Chart and figure data:
⁂

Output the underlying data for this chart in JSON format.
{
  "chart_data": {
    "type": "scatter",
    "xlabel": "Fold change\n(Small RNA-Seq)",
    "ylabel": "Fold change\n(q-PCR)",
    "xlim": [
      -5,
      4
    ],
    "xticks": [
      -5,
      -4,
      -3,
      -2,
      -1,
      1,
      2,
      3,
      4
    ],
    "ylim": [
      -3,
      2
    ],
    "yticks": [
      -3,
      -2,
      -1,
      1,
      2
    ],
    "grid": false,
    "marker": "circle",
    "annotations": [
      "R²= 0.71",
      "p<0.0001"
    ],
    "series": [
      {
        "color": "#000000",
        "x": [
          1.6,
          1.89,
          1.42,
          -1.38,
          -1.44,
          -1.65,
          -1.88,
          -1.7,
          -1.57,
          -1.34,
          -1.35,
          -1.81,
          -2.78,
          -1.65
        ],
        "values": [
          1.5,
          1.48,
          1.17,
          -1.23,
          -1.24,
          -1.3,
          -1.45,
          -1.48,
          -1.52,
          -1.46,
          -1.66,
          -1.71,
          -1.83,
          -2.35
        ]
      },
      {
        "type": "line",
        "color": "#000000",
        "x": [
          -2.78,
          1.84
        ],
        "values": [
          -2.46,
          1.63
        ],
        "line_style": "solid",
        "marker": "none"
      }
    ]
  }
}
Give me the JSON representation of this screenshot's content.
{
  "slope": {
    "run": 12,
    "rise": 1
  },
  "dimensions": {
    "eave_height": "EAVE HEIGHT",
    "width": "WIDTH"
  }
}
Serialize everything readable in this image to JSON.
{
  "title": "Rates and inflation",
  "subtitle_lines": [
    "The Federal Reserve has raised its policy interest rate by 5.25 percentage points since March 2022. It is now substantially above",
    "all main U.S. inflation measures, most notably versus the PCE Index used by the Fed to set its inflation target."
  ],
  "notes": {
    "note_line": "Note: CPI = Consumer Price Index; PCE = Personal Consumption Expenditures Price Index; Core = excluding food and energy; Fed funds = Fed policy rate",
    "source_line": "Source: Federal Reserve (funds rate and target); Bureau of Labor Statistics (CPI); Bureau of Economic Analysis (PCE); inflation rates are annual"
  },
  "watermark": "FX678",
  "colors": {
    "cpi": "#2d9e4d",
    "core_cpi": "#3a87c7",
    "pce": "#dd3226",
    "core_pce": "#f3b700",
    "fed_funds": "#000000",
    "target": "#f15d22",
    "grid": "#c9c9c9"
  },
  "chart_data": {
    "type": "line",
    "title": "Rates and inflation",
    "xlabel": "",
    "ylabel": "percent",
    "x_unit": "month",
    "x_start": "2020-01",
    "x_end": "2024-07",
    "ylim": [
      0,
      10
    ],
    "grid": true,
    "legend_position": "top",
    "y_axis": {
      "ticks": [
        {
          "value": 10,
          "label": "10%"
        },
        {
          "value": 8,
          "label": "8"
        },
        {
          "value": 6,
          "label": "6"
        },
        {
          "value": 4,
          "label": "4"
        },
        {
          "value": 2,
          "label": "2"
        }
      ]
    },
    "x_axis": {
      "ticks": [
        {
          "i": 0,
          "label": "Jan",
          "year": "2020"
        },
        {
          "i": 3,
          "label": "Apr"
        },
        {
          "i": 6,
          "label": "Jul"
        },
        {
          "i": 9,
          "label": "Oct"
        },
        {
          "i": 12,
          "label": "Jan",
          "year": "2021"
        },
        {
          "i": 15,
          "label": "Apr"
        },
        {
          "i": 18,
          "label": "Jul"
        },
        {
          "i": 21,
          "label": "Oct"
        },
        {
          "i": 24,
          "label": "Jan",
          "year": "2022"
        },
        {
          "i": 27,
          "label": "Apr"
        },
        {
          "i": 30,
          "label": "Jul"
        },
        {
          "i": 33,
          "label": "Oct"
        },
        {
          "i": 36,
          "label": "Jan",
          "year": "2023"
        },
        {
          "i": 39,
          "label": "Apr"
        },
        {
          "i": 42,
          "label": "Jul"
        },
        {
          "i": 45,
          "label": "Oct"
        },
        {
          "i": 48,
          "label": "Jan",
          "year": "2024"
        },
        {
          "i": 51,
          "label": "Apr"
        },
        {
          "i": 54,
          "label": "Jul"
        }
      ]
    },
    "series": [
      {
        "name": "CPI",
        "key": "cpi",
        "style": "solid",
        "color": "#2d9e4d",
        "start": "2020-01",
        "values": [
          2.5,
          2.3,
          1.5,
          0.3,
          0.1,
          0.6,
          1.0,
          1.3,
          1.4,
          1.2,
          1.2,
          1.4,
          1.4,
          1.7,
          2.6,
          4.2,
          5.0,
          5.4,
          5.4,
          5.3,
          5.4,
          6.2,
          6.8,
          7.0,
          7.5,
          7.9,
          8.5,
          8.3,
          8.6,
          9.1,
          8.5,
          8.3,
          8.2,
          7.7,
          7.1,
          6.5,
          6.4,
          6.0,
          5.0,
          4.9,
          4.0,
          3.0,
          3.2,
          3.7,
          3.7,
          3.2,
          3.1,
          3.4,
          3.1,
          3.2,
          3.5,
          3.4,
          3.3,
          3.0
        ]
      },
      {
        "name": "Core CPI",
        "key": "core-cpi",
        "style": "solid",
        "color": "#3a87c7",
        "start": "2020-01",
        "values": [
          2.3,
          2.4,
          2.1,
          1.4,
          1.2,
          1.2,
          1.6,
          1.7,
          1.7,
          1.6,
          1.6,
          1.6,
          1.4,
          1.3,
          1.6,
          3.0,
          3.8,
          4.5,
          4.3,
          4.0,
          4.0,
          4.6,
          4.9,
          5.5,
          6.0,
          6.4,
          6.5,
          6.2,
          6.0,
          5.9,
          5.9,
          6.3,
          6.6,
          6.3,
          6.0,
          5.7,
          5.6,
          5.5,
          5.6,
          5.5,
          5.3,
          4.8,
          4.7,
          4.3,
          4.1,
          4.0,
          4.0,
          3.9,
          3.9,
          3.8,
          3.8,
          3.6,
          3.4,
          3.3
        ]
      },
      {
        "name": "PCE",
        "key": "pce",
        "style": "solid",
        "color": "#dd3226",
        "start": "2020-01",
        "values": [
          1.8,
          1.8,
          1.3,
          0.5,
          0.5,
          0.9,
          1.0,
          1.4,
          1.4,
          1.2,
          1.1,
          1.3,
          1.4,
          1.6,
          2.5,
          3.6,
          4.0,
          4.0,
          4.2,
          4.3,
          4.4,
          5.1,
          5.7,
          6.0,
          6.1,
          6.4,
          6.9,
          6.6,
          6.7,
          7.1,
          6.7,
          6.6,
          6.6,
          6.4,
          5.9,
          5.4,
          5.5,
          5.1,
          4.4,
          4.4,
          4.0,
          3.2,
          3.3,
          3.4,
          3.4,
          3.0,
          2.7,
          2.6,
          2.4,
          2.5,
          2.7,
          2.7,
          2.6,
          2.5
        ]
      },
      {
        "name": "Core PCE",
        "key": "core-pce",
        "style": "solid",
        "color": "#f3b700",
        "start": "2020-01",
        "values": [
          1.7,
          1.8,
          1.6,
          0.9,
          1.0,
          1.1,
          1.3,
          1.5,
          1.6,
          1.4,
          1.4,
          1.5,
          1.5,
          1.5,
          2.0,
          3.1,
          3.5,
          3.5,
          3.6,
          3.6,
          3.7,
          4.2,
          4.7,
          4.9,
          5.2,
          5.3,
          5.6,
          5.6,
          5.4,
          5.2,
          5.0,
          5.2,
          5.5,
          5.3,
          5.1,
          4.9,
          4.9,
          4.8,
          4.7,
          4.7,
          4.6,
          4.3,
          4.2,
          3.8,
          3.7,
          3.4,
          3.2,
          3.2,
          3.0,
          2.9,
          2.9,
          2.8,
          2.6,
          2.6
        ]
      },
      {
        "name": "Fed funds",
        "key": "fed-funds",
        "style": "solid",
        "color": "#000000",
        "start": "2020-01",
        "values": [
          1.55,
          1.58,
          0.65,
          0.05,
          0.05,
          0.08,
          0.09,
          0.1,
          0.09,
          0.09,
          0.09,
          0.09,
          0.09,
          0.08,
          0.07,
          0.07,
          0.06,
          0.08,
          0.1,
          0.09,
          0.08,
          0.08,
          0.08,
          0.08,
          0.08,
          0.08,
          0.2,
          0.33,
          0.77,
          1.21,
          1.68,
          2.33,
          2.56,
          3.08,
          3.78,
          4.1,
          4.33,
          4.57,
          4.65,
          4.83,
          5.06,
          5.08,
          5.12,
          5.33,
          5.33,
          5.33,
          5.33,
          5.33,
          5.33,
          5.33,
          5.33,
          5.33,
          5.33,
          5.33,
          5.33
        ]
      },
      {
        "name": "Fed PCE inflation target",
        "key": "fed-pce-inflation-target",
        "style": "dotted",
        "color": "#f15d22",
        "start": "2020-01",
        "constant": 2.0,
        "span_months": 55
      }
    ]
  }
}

⁂

Exercise goal:
State only the count of lines above that hold the string "Index".

Task solution:
2